--- Requirement ---
Gather each line containing the string "четко" from these entries.

--- Dataset rows ---
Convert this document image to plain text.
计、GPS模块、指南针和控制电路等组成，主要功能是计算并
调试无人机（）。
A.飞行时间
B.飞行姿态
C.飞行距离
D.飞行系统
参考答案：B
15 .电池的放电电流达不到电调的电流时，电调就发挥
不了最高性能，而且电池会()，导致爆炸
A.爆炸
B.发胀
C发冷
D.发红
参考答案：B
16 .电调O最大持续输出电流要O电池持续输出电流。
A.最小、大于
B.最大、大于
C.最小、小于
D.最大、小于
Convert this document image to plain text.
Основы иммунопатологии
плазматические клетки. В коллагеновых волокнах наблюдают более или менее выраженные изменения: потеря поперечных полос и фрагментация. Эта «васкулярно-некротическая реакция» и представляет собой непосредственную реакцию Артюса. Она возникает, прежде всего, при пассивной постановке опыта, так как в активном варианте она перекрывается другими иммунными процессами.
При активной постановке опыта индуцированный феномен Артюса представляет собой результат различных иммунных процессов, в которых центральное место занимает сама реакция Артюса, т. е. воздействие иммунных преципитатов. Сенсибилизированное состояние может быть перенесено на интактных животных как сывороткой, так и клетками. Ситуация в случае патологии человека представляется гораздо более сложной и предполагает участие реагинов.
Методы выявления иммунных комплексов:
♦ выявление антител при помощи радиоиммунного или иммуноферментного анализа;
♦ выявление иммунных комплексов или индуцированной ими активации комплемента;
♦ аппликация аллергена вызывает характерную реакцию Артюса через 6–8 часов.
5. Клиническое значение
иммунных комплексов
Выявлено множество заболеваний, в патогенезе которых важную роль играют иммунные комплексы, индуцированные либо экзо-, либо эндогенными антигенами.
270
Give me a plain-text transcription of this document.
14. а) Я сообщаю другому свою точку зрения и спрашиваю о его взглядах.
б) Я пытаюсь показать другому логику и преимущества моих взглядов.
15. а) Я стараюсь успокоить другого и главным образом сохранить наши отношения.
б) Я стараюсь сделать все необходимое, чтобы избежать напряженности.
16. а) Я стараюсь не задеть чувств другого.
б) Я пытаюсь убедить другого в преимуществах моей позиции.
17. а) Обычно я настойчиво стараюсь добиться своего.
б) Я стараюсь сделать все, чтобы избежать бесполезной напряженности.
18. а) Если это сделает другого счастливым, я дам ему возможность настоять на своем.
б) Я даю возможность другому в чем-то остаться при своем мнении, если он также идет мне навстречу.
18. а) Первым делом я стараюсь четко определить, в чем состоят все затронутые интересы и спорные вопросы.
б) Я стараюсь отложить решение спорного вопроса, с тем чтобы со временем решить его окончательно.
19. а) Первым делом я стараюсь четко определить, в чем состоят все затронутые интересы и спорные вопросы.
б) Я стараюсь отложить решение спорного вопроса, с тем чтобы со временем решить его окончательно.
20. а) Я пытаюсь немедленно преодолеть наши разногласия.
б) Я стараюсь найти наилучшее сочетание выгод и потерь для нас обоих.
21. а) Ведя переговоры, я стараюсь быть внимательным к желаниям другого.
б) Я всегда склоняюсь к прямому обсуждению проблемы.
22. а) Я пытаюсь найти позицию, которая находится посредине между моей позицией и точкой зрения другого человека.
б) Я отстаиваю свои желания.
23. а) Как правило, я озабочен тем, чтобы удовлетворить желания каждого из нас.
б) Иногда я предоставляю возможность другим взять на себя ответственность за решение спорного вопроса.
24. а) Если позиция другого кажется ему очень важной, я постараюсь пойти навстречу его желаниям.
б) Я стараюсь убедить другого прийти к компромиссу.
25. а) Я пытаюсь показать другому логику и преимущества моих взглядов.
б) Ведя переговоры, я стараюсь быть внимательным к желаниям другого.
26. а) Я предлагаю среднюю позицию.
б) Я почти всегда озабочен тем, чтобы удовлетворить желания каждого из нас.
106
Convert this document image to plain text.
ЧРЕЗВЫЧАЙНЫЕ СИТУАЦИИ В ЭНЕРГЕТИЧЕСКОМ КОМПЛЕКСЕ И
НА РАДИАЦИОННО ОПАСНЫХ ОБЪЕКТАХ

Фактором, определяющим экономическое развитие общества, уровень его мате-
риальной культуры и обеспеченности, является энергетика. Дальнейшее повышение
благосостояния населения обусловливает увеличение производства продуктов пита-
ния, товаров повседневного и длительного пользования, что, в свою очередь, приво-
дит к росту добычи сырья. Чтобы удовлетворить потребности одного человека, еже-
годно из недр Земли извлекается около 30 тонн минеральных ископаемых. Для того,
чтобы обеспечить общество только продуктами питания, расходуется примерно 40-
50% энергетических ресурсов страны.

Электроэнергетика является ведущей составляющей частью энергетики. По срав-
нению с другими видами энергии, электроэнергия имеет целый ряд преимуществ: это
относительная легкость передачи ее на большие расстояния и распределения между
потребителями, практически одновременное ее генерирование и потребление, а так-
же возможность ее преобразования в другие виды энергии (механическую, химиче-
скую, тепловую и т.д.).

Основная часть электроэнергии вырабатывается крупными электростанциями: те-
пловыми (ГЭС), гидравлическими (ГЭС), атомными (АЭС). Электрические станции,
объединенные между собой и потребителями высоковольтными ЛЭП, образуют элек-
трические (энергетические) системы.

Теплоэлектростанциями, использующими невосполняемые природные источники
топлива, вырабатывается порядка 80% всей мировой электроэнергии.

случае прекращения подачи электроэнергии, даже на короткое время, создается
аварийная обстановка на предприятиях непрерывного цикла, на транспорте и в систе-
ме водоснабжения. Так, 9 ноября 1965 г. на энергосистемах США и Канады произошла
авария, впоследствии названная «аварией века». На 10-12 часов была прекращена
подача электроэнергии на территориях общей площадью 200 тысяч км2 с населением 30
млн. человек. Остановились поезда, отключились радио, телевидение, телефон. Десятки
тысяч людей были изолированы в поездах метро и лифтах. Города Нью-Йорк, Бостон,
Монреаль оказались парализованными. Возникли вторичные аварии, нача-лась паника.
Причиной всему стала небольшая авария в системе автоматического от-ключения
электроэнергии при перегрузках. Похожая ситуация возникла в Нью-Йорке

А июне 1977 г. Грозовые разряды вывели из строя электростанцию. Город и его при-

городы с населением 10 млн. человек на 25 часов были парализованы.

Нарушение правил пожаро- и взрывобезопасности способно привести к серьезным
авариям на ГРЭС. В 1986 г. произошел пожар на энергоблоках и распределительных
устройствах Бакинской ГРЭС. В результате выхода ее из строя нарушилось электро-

--- Written answer ---
18. а) Первым делом я стараюсь четко определить, в чем состоят все затронутые интересы и спорные вопросы.
19. а) Первым делом я стараюсь четко определить, в чем состоят все затронутые интересы и спорные вопросы.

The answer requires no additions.